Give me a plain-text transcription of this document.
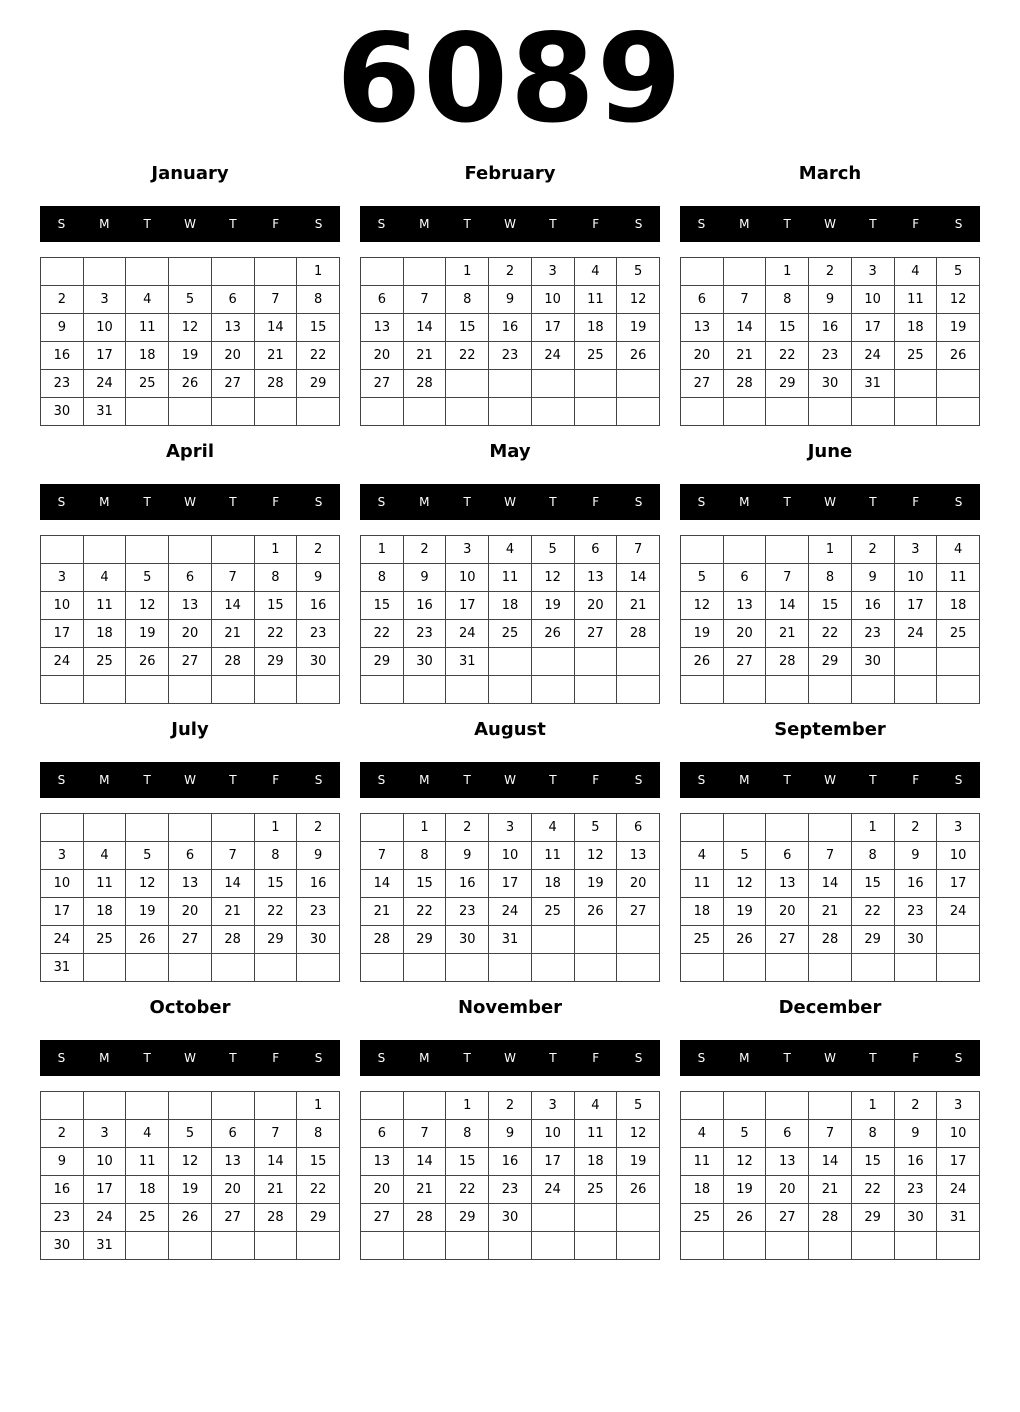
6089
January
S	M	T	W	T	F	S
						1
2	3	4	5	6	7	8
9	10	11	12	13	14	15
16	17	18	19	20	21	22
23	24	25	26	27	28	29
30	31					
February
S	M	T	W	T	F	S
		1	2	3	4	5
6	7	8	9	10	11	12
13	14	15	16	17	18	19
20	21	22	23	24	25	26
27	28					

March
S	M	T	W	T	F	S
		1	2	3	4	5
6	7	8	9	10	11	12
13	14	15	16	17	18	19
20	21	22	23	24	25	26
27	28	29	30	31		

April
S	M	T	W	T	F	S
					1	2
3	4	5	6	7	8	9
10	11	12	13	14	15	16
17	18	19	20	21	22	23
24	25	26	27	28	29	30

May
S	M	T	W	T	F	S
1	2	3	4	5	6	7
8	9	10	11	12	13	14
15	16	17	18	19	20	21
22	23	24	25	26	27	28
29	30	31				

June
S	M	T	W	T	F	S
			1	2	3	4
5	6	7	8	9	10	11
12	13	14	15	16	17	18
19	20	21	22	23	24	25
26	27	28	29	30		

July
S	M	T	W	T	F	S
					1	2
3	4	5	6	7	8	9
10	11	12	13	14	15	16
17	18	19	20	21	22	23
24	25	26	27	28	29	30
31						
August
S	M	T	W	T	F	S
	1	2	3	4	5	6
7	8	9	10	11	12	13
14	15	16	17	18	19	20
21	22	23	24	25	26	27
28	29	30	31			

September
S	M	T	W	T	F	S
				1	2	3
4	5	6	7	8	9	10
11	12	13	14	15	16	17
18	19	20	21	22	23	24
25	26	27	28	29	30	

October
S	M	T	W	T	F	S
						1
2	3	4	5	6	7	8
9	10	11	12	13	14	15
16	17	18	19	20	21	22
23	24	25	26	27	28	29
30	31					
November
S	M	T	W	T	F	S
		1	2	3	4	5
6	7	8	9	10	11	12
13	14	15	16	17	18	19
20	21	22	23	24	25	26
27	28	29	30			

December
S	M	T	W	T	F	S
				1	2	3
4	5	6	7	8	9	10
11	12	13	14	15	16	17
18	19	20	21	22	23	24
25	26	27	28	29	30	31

::::::::::

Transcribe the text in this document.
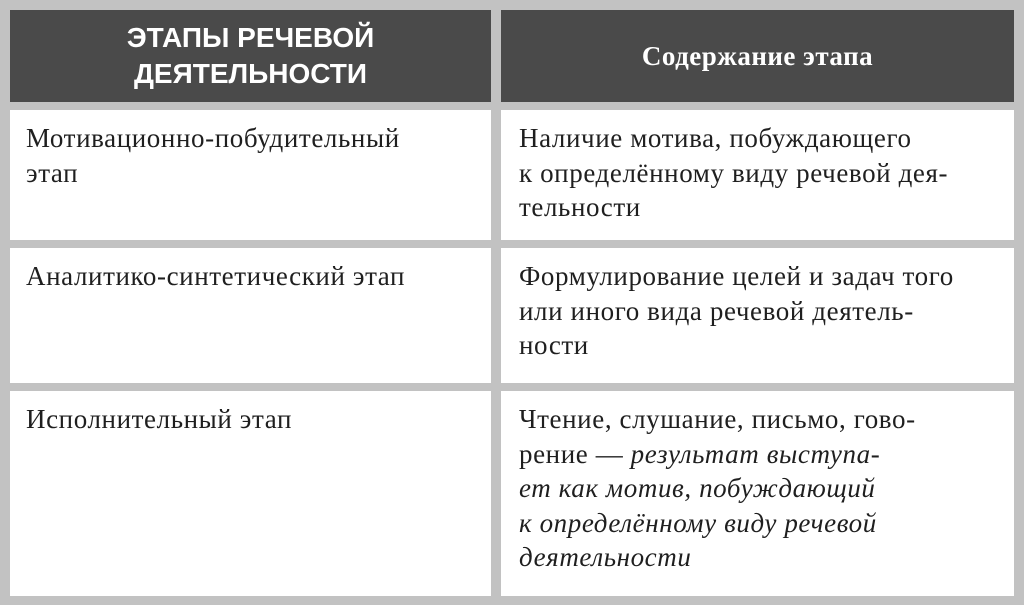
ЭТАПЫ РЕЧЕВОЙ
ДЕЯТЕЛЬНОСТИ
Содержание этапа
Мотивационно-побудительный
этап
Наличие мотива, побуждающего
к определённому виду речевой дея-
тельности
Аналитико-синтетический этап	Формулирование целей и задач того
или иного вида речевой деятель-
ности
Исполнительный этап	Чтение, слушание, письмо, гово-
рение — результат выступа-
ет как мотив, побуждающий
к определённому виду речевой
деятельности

::::::::::

■ **Exercise**
Identify the lines of the entries containing the string "this". Copy each such line.

■ **Written reply**
Give me a plain-text transcription of this document.
Transcribe the text in this document.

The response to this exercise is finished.